AIM :: Give every entry again, word for word.

━━━━━ RECORDS TO USE

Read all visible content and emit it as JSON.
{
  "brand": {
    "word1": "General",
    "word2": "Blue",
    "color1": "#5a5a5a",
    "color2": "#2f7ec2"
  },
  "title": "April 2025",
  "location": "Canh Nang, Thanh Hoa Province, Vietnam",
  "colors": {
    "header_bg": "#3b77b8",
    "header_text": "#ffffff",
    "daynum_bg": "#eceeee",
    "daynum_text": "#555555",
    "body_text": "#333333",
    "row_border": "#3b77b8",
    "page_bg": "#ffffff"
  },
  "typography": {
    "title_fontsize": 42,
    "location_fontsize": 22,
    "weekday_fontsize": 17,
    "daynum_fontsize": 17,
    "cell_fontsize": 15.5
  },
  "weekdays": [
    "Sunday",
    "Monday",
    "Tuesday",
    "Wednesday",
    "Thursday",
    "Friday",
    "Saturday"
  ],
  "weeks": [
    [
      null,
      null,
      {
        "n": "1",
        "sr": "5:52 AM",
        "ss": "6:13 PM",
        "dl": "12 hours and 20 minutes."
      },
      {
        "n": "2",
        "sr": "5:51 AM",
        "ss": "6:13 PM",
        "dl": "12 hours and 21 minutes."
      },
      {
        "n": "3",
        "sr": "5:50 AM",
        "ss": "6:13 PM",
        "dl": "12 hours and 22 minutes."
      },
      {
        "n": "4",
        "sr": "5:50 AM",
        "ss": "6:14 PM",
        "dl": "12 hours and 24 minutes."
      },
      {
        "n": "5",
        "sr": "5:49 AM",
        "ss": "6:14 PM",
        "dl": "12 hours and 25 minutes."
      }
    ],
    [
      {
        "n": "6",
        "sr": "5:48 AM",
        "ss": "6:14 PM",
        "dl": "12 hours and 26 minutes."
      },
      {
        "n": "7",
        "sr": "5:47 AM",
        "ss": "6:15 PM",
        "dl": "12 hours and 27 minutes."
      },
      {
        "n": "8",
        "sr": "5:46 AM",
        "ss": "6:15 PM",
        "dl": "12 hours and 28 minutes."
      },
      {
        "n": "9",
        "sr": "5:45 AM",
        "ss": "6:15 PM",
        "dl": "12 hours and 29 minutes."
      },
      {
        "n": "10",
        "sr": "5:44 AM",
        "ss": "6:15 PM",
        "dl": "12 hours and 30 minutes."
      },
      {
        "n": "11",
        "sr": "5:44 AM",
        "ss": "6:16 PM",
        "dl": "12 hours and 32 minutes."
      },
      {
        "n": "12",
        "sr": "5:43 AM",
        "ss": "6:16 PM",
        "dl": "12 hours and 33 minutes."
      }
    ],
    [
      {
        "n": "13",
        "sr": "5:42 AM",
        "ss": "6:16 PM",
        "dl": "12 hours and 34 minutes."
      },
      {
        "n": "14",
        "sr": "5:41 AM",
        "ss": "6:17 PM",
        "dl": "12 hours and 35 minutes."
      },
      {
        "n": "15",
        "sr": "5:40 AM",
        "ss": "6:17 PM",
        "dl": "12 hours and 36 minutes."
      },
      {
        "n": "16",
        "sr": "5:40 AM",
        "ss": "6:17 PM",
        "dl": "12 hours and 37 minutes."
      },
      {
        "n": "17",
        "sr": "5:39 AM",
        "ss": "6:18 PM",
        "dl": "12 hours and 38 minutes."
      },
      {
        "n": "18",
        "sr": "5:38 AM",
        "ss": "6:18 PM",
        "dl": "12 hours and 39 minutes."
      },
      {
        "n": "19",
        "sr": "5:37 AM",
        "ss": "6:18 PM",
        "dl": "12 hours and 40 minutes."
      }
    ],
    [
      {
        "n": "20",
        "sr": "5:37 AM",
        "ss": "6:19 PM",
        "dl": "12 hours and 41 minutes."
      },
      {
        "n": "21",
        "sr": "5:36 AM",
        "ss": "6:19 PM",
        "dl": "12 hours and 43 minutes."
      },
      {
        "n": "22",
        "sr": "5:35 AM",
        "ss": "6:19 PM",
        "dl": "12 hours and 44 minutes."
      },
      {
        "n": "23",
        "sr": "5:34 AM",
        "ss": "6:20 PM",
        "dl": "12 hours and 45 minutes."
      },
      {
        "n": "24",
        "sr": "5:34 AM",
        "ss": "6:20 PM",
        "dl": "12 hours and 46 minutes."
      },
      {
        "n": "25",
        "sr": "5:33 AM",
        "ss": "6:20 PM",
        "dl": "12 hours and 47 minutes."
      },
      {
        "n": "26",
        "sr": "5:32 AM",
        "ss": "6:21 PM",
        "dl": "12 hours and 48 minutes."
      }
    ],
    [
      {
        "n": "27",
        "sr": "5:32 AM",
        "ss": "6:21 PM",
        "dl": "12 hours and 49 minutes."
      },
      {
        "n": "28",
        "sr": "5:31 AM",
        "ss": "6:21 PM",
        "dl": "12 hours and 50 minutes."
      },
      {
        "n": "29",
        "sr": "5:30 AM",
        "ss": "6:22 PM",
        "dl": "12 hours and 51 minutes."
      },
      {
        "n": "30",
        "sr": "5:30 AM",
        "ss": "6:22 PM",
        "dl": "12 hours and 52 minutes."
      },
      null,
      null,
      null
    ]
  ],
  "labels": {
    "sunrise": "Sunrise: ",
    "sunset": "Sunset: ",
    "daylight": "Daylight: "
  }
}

━━━━━━━━━━

FINAL RESULT ::
Read all visible content and emit it as JSON.
{
  "brand": {
    "word1": "General",
    "word2": "Blue",
    "color1": "#5a5a5a",
    "color2": "#2f7ec2"
  },
  "title": "April 2025",
  "location": "Canh Nang, Thanh Hoa Province, Vietnam",
  "colors": {
    "header_bg": "#3b77b8",
    "header_text": "#ffffff",
    "daynum_bg": "#eceeee",
    "daynum_text": "#555555",
    "body_text": "#333333",
    "row_border": "#3b77b8",
    "page_bg": "#ffffff"
  },
  "typography": {
    "title_fontsize": 42,
    "location_fontsize": 22,
    "weekday_fontsize": 17,
    "daynum_fontsize": 17,
    "cell_fontsize": 15.5
  },
  "weekdays": [
    "Sunday",
    "Monday",
    "Tuesday",
    "Wednesday",
    "Thursday",
    "Friday",
    "Saturday"
  ],
  "weeks": [
    [
      null,
      null,
      {
        "n": "1",
        "sr": "5:52 AM",
        "ss": "6:13 PM",
        "dl": "12 hours and 20 minutes."
      },
      {
        "n": "2",
        "sr": "5:51 AM",
        "ss": "6:13 PM",
        "dl": "12 hours and 21 minutes."
      },
      {
        "n": "3",
        "sr": "5:50 AM",
        "ss": "6:13 PM",
        "dl": "12 hours and 22 minutes."
      },
      {
        "n": "4",
        "sr": "5:50 AM",
        "ss": "6:14 PM",
        "dl": "12 hours and 24 minutes."
      },
      {
        "n": "5",
        "sr": "5:49 AM",
        "ss": "6:14 PM",
        "dl": "12 hours and 25 minutes."
      }
    ],
    [
      {
        "n": "6",
        "sr": "5:48 AM",
        "ss": "6:14 PM",
        "dl": "12 hours and 26 minutes."
      },
      {
        "n": "7",
        "sr": "5:47 AM",
        "ss": "6:15 PM",
        "dl": "12 hours and 27 minutes."
      },
      {
        "n": "8",
        "sr": "5:46 AM",
        "ss": "6:15 PM",
        "dl": "12 hours and 28 minutes."
      },
      {
        "n": "9",
        "sr": "5:45 AM",
        "ss": "6:15 PM",
        "dl": "12 hours and 29 minutes."
      },
      {
        "n": "10",
        "sr": "5:44 AM",
        "ss": "6:15 PM",
        "dl": "12 hours and 30 minutes."
      },
      {
        "n": "11",
        "sr": "5:44 AM",
        "ss": "6:16 PM",
        "dl": "12 hours and 32 minutes."
      },
      {
        "n": "12",
        "sr": "5:43 AM",
        "ss": "6:16 PM",
        "dl": "12 hours and 33 minutes."
      }
    ],
    [
      {
        "n": "13",
        "sr": "5:42 AM",
        "ss": "6:16 PM",
        "dl": "12 hours and 34 minutes."
      },
      {
        "n": "14",
        "sr": "5:41 AM",
        "ss": "6:17 PM",
        "dl": "12 hours and 35 minutes."
      },
      {
        "n": "15",
        "sr": "5:40 AM",
        "ss": "6:17 PM",
        "dl": "12 hours and 36 minutes."
      },
      {
        "n": "16",
        "sr": "5:40 AM",
        "ss": "6:17 PM",
        "dl": "12 hours and 37 minutes."
      },
      {
        "n": "17",
        "sr": "5:39 AM",
        "ss": "6:18 PM",
        "dl": "12 hours and 38 minutes."
      },
      {
        "n": "18",
        "sr": "5:38 AM",
        "ss": "6:18 PM",
        "dl": "12 hours and 39 minutes."
      },
      {
        "n": "19",
        "sr": "5:37 AM",
        "ss": "6:18 PM",
        "dl": "12 hours and 40 minutes."
      }
    ],
    [
      {
        "n": "20",
        "sr": "5:37 AM",
        "ss": "6:19 PM",
        "dl": "12 hours and 41 minutes."
      },
      {
        "n": "21",
        "sr": "5:36 AM",
        "ss": "6:19 PM",
        "dl": "12 hours and 43 minutes."
      },
      {
        "n": "22",
        "sr": "5:35 AM",
        "ss": "6:19 PM",
        "dl": "12 hours and 44 minutes."
      },
      {
        "n": "23",
        "sr": "5:34 AM",
        "ss": "6:20 PM",
        "dl": "12 hours and 45 minutes."
      },
      {
        "n": "24",
        "sr": "5:34 AM",
        "ss": "6:20 PM",
        "dl": "12 hours and 46 minutes."
      },
      {
        "n": "25",
        "sr": "5:33 AM",
        "ss": "6:20 PM",
        "dl": "12 hours and 47 minutes."
      },
      {
        "n": "26",
        "sr": "5:32 AM",
        "ss": "6:21 PM",
        "dl": "12 hours and 48 minutes."
      }
    ],
    [
      {
        "n": "27",
        "sr": "5:32 AM",
        "ss": "6:21 PM",
        "dl": "12 hours and 49 minutes."
      },
      {
        "n": "28",
        "sr": "5:31 AM",
        "ss": "6:21 PM",
        "dl": "12 hours and 50 minutes."
      },
      {
        "n": "29",
        "sr": "5:30 AM",
        "ss": "6:22 PM",
        "dl": "12 hours and 51 minutes."
      },
      {
        "n": "30",
        "sr": "5:30 AM",
        "ss": "6:22 PM",
        "dl": "12 hours and 52 minutes."
      },
      null,
      null,
      null
    ]
  ],
  "labels": {
    "sunrise": "Sunrise: ",
    "sunset": "Sunset: ",
    "daylight": "Daylight: "
  }
}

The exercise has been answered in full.